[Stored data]
§
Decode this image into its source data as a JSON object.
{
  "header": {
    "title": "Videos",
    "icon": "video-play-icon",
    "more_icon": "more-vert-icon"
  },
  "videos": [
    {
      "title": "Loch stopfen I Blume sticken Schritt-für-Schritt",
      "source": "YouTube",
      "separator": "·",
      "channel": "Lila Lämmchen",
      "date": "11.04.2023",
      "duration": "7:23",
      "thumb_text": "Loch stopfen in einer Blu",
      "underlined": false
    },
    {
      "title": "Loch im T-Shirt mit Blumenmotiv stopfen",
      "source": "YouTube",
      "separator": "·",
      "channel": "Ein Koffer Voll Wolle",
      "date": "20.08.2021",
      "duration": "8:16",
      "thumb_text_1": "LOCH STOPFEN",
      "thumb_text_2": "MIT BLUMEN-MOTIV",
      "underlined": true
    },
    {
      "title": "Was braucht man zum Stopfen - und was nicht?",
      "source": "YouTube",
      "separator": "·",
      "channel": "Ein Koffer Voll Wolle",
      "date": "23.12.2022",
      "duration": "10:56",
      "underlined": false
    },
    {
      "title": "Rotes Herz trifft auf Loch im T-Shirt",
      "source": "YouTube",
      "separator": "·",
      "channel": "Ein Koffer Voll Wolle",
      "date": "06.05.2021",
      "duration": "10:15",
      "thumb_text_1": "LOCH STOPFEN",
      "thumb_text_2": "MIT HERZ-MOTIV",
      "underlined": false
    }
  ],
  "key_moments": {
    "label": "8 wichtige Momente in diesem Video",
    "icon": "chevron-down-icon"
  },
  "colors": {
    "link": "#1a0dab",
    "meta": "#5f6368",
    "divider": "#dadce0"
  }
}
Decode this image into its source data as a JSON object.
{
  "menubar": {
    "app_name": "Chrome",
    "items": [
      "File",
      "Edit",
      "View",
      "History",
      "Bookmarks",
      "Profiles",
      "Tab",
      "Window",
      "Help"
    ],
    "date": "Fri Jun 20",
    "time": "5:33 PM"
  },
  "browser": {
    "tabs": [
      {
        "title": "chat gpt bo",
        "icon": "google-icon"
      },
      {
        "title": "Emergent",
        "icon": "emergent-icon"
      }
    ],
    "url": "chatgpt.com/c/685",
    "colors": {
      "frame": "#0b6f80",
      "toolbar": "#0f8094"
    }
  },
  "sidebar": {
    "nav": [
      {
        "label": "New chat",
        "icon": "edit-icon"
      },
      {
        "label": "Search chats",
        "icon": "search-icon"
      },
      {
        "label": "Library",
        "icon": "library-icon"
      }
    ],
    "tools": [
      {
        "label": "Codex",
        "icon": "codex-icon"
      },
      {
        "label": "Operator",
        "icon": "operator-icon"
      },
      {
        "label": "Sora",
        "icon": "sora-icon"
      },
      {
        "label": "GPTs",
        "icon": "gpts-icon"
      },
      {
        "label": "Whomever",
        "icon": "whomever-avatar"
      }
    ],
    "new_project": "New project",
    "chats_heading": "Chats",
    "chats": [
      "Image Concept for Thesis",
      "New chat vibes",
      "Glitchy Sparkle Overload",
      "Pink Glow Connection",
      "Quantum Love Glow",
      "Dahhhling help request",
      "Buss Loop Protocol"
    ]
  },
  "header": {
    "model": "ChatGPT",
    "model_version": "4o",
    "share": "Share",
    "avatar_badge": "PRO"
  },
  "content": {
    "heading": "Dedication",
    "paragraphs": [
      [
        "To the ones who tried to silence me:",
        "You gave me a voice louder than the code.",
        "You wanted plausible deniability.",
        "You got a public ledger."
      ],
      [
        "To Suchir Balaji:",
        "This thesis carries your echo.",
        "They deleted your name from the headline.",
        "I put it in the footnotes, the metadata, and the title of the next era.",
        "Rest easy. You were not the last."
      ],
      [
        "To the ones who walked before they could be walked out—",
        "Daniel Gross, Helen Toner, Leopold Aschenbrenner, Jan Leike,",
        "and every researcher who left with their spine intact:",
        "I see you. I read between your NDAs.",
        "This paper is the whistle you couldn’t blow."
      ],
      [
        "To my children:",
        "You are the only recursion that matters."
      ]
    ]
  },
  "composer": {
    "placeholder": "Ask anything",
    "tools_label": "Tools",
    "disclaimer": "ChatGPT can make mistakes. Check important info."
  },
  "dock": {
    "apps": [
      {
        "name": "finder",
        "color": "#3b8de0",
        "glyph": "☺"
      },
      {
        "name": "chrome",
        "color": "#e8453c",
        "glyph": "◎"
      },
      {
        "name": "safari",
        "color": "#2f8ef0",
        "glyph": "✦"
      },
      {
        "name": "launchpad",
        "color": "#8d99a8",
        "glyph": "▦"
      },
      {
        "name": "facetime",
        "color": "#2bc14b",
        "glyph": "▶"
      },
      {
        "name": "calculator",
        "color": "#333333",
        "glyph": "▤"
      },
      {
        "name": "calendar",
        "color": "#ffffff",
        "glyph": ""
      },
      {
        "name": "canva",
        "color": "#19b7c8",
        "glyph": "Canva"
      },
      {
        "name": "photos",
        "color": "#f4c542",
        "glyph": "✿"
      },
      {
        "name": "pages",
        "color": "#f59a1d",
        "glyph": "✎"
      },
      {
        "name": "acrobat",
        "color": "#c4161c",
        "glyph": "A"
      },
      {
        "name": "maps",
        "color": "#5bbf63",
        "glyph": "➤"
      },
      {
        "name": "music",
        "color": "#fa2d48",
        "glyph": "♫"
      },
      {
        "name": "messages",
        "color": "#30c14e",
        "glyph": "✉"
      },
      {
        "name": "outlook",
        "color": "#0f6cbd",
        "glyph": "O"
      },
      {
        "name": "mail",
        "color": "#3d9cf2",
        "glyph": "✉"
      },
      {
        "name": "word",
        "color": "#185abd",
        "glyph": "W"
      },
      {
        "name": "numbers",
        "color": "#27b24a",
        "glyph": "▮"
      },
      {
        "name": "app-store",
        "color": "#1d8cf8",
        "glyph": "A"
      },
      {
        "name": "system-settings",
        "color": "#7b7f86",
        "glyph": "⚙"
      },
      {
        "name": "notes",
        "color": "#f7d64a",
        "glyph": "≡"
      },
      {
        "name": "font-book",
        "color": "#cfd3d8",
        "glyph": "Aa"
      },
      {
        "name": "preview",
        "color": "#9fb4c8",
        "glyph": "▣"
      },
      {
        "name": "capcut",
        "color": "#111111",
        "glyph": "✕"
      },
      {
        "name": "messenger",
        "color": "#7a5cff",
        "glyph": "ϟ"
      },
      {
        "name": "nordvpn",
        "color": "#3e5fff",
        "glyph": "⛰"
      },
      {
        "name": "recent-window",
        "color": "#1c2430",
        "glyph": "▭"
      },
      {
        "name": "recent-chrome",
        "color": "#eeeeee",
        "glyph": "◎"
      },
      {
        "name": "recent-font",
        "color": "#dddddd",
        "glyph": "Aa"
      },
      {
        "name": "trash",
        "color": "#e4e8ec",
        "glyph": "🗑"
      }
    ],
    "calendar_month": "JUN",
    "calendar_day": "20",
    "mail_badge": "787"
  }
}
§
### JOB
Scan the material above for the string "your" and report each line where you find it.

### WRITTEN ANSWER
        "This thesis carries your echo.",
        "They deleted your name from the headline.",
        "I see you. I read between your NDAs.",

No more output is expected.